### Work instructions
Copy every item below line for line and character for character, leaving out the pictures.
━━ Source records
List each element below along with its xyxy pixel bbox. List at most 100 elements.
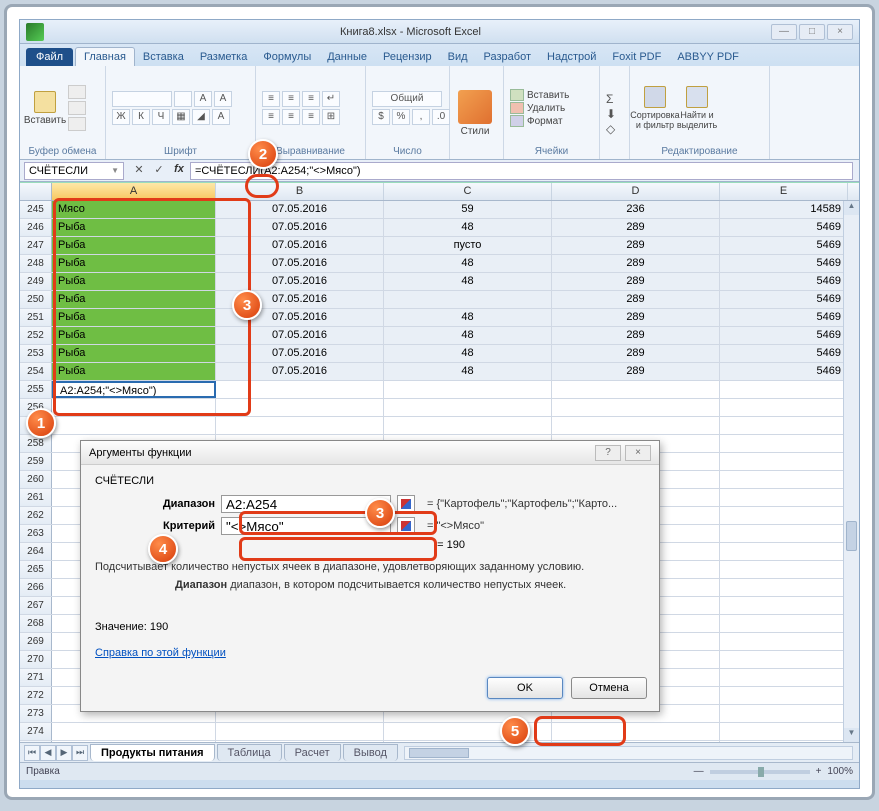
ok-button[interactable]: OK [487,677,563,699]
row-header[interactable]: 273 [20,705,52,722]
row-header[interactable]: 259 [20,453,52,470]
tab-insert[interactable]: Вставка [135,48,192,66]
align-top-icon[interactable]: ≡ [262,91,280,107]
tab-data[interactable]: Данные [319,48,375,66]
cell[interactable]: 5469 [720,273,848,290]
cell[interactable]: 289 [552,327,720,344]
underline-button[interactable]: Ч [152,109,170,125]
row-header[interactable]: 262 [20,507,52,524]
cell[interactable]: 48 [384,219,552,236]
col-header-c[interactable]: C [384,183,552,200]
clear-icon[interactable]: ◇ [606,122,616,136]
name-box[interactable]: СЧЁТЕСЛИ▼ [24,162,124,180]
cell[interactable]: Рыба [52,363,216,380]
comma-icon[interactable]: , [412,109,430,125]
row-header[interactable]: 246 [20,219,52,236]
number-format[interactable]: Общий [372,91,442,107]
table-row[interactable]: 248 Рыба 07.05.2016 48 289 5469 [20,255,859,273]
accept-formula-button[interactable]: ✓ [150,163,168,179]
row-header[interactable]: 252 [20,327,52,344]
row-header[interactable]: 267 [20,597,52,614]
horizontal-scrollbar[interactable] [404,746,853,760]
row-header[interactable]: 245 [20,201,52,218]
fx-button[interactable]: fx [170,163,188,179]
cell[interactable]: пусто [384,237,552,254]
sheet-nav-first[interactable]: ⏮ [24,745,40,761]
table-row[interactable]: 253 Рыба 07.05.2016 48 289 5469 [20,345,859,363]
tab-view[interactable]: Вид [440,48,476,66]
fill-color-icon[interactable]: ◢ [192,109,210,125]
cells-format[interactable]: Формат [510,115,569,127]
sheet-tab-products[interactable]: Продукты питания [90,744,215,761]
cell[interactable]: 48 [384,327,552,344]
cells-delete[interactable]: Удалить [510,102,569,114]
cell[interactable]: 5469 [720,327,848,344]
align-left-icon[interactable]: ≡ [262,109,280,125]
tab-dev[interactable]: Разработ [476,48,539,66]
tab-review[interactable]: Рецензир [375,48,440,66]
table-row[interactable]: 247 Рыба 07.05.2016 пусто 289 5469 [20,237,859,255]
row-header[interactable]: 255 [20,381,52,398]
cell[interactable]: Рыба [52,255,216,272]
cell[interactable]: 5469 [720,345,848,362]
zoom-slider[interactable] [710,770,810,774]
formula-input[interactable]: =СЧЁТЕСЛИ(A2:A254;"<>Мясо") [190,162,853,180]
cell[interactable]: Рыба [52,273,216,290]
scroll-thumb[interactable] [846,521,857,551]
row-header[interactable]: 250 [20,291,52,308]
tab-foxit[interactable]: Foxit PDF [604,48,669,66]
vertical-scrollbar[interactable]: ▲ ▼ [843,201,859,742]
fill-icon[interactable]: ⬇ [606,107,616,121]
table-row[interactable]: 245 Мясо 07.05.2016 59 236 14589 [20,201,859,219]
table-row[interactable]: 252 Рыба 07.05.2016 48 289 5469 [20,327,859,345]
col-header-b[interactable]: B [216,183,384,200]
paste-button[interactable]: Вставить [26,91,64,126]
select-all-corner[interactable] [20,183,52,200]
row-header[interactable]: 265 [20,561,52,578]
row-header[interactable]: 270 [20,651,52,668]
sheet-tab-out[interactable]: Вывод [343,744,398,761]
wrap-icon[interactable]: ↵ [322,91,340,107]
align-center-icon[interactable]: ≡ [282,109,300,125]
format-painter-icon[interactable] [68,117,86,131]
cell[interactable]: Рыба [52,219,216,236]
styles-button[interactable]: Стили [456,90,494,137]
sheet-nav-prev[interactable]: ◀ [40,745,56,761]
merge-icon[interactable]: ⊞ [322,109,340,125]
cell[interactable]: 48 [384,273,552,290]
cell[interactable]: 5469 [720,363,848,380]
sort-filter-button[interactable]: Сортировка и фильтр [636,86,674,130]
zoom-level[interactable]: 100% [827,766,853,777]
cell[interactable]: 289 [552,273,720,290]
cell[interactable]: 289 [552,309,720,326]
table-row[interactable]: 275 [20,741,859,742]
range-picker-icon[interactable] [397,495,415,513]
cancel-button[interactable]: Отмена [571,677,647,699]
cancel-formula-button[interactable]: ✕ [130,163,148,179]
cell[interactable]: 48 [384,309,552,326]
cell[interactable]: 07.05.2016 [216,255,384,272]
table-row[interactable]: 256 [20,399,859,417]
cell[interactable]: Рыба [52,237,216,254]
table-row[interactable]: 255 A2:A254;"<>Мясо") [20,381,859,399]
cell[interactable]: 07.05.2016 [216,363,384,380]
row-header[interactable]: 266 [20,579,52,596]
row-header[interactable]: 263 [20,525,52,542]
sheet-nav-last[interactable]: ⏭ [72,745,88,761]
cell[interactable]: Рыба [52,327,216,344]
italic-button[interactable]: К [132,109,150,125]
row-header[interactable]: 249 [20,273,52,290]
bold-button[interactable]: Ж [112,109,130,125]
━━━━
### Task result
List each element below along with its xyxy pixel bbox. List at most 100 elements.
ok-button[interactable]: OK [487,677,563,699]
row-header[interactable]: 273 [20,705,52,722]
row-header[interactable]: 259 [20,453,52,470]
tab-insert[interactable]: Вставка [135,48,192,66]
align-top-icon[interactable]: ≡ [262,91,280,107]
tab-data[interactable]: Данные [319,48,375,66]
cell[interactable]: 5469 [720,273,848,290]
cell[interactable]: 289 [552,327,720,344]
underline-button[interactable]: Ч [152,109,170,125]
row-header[interactable]: 262 [20,507,52,524]
cell[interactable]: 48 [384,219,552,236]
col-header-c[interactable]: C [384,183,552,200]
clear-icon[interactable]: ◇ [606,122,616,136]
name-box[interactable]: СЧЁТЕСЛИ▼ [24,162,124,180]
cell[interactable]: Рыба [52,363,216,380]
comma-icon[interactable]: , [412,109,430,125]
row-header[interactable]: 246 [20,219,52,236]
number-format[interactable]: Общий [372,91,442,107]
table-row[interactable]: 248 Рыба 07.05.2016 48 289 5469 [20,255,859,273]
accept-formula-button[interactable]: ✓ [150,163,168,179]
row-header[interactable]: 252 [20,327,52,344]
row-header[interactable]: 267 [20,597,52,614]
horizontal-scrollbar[interactable] [404,746,853,760]
row-header[interactable]: 245 [20,201,52,218]
fx-button[interactable]: fx [170,163,188,179]
cell[interactable]: пусто [384,237,552,254]
sheet-nav-first[interactable]: ⏮ [24,745,40,761]
table-row[interactable]: 253 Рыба 07.05.2016 48 289 5469 [20,345,859,363]
tab-view[interactable]: Вид [440,48,476,66]
fill-color-icon[interactable]: ◢ [192,109,210,125]
cells-format[interactable]: Формат [510,115,569,127]
sheet-tab-products[interactable]: Продукты питания [90,744,215,761]
cell[interactable]: 48 [384,327,552,344]
cells-delete[interactable]: Удалить [510,102,569,114]
cell[interactable]: 5469 [720,327,848,344]
align-left-icon[interactable]: ≡ [262,109,280,125]
tab-dev[interactable]: Разработ [476,48,539,66]
tab-review[interactable]: Рецензир [375,48,440,66]
table-row[interactable]: 247 Рыба 07.05.2016 пусто 289 5469 [20,237,859,255]
row-header[interactable]: 255 [20,381,52,398]
cell[interactable]: Рыба [52,255,216,272]
cell[interactable]: 5469 [720,345,848,362]
zoom-slider[interactable] [710,770,810,774]
formula-input[interactable]: =СЧЁТЕСЛИ(A2:A254;"<>Мясо") [190,162,853,180]
cell[interactable]: Рыба [52,273,216,290]
scroll-thumb[interactable] [846,521,857,551]
row-header[interactable]: 250 [20,291,52,308]
tab-foxit[interactable]: Foxit PDF [604,48,669,66]
vertical-scrollbar[interactable]: ▲ ▼ [843,201,859,742]
fill-icon[interactable]: ⬇ [606,107,616,121]
table-row[interactable]: 245 Мясо 07.05.2016 59 236 14589 [20,201,859,219]
table-row[interactable]: 252 Рыба 07.05.2016 48 289 5469 [20,327,859,345]
col-header-b[interactable]: B [216,183,384,200]
paste-button[interactable]: Вставить [26,91,64,126]
select-all-corner[interactable] [20,183,52,200]
row-header[interactable]: 265 [20,561,52,578]
row-header[interactable]: 270 [20,651,52,668]
sheet-tab-out[interactable]: Вывод [343,744,398,761]
wrap-icon[interactable]: ↵ [322,91,340,107]
align-center-icon[interactable]: ≡ [282,109,300,125]
format-painter-icon[interactable] [68,117,86,131]
cell[interactable]: Рыба [52,219,216,236]
styles-button[interactable]: Стили [456,90,494,137]
sheet-nav-prev[interactable]: ◀ [40,745,56,761]
merge-icon[interactable]: ⊞ [322,109,340,125]
cell[interactable]: 48 [384,273,552,290]
cell[interactable]: 5469 [720,363,848,380]
sort-filter-button[interactable]: Сортировка и фильтр [636,86,674,130]
zoom-level[interactable]: 100% [827,766,853,777]
cell[interactable]: 289 [552,273,720,290]
cell[interactable]: 289 [552,309,720,326]
table-row[interactable]: 275 [20,741,859,742]
range-picker-icon[interactable] [397,495,415,513]
cancel-button[interactable]: Отмена [571,677,647,699]
cancel-formula-button[interactable]: ✕ [130,163,148,179]
cell[interactable]: 48 [384,309,552,326]
cell[interactable]: 07.05.2016 [216,255,384,272]
table-row[interactable]: 256 [20,399,859,417]
cell[interactable]: Рыба [52,237,216,254]
table-row[interactable]: 255 A2:A254;"<>Мясо") [20,381,859,399]
cell[interactable]: 07.05.2016 [216,363,384,380]
row-header[interactable]: 266 [20,579,52,596]
row-header[interactable]: 263 [20,525,52,542]
sheet-nav-last[interactable]: ⏭ [72,745,88,761]
cell[interactable]: Рыба [52,327,216,344]
italic-button[interactable]: К [132,109,150,125]
row-header[interactable]: 249 [20,273,52,290]
bold-button[interactable]: Ж [112,109,130,125]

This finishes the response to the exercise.